Stored records:
★ ★ ★

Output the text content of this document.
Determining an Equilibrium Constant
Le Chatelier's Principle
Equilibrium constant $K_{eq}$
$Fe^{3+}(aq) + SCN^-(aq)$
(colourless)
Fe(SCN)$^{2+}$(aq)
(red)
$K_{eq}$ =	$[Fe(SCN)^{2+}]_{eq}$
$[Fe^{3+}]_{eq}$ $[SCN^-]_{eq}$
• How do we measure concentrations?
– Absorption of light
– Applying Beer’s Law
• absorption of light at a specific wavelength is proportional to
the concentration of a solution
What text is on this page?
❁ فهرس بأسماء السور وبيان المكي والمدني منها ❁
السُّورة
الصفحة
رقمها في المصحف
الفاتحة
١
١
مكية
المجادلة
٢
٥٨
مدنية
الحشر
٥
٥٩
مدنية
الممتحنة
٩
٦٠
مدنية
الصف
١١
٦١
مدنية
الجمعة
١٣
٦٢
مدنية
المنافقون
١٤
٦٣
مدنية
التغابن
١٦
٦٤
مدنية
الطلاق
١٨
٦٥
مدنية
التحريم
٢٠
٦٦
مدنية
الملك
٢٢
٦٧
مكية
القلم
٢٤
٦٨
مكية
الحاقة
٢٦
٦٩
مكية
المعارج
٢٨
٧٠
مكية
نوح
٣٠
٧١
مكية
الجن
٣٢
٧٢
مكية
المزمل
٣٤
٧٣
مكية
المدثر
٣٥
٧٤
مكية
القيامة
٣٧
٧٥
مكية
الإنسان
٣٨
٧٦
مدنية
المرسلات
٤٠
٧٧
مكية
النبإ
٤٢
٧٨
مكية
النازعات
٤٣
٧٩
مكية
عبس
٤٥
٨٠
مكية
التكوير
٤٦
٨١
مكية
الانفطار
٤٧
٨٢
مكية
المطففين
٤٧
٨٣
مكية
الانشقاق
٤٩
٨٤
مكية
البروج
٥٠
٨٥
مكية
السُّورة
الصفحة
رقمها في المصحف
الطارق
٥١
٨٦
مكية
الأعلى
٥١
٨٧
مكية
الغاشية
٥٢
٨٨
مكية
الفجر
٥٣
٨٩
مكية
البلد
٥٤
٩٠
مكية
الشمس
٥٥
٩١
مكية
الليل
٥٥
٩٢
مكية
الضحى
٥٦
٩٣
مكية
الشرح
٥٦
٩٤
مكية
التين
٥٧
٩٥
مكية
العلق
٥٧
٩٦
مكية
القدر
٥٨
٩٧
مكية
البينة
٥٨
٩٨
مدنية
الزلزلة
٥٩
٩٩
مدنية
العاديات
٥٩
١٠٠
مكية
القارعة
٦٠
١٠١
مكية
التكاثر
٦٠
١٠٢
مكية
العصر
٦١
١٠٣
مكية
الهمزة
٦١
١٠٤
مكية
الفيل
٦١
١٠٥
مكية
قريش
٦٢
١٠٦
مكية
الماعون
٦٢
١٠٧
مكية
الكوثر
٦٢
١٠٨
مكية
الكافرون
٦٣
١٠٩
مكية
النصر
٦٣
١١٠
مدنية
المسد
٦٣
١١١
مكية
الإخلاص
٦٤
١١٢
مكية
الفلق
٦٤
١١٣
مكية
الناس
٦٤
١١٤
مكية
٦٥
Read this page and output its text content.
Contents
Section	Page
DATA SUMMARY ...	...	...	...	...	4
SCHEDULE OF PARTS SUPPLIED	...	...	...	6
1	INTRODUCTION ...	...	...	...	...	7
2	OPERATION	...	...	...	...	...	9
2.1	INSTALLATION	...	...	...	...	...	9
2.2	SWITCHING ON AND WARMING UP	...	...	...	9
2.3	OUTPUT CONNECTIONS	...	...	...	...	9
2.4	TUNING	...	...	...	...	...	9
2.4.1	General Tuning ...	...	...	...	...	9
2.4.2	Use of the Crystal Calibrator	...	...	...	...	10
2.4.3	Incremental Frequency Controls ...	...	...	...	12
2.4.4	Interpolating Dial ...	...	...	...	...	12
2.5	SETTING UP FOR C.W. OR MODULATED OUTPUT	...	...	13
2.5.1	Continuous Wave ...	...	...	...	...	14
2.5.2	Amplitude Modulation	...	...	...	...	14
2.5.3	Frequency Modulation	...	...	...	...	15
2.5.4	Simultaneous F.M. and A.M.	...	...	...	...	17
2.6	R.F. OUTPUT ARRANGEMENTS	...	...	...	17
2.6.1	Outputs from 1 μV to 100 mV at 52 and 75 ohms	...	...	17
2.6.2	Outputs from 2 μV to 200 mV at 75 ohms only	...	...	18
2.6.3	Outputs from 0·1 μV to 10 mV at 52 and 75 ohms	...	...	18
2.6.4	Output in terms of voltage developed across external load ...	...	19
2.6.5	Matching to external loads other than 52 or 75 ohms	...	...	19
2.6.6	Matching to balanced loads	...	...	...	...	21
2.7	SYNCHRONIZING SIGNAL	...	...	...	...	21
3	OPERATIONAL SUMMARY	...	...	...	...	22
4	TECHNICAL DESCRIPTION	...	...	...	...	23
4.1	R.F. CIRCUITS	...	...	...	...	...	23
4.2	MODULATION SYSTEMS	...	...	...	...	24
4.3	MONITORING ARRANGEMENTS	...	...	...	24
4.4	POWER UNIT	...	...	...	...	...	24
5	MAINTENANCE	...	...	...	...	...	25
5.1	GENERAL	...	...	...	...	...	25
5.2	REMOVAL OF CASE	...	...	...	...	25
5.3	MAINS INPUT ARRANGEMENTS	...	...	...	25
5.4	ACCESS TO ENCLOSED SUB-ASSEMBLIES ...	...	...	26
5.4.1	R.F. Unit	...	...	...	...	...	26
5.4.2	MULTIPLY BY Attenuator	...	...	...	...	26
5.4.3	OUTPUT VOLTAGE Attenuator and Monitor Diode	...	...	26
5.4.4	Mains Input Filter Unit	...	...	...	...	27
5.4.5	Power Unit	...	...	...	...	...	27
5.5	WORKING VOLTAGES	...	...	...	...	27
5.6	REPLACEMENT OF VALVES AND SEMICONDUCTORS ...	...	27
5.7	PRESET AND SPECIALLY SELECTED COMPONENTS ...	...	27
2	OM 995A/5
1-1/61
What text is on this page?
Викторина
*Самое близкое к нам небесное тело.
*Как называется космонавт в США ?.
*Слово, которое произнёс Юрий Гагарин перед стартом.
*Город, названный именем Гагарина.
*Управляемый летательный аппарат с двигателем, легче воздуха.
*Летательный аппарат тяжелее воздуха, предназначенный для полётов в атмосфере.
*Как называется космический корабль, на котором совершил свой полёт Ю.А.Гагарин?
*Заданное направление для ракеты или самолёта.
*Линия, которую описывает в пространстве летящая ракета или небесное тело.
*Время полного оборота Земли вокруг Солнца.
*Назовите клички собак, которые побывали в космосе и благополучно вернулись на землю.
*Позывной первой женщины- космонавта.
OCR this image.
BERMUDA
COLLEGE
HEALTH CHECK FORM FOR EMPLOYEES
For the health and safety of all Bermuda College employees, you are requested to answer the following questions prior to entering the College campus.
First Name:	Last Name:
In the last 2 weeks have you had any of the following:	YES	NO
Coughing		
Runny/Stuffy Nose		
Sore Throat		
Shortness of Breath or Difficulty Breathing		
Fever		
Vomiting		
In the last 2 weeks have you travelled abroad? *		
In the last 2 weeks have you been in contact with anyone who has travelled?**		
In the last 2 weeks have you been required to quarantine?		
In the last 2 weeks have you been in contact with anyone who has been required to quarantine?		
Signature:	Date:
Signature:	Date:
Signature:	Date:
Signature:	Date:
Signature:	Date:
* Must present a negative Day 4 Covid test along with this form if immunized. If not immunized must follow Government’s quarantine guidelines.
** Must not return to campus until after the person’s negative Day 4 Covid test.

★ ★ ★

#### [Exercise aim]
Pick out each line in the material containing "называется".

#### [Output of the task]
*Как называется космонавт в США ?.
*Как называется космический корабль, на котором совершил свой полёт Ю.А.Гагарин?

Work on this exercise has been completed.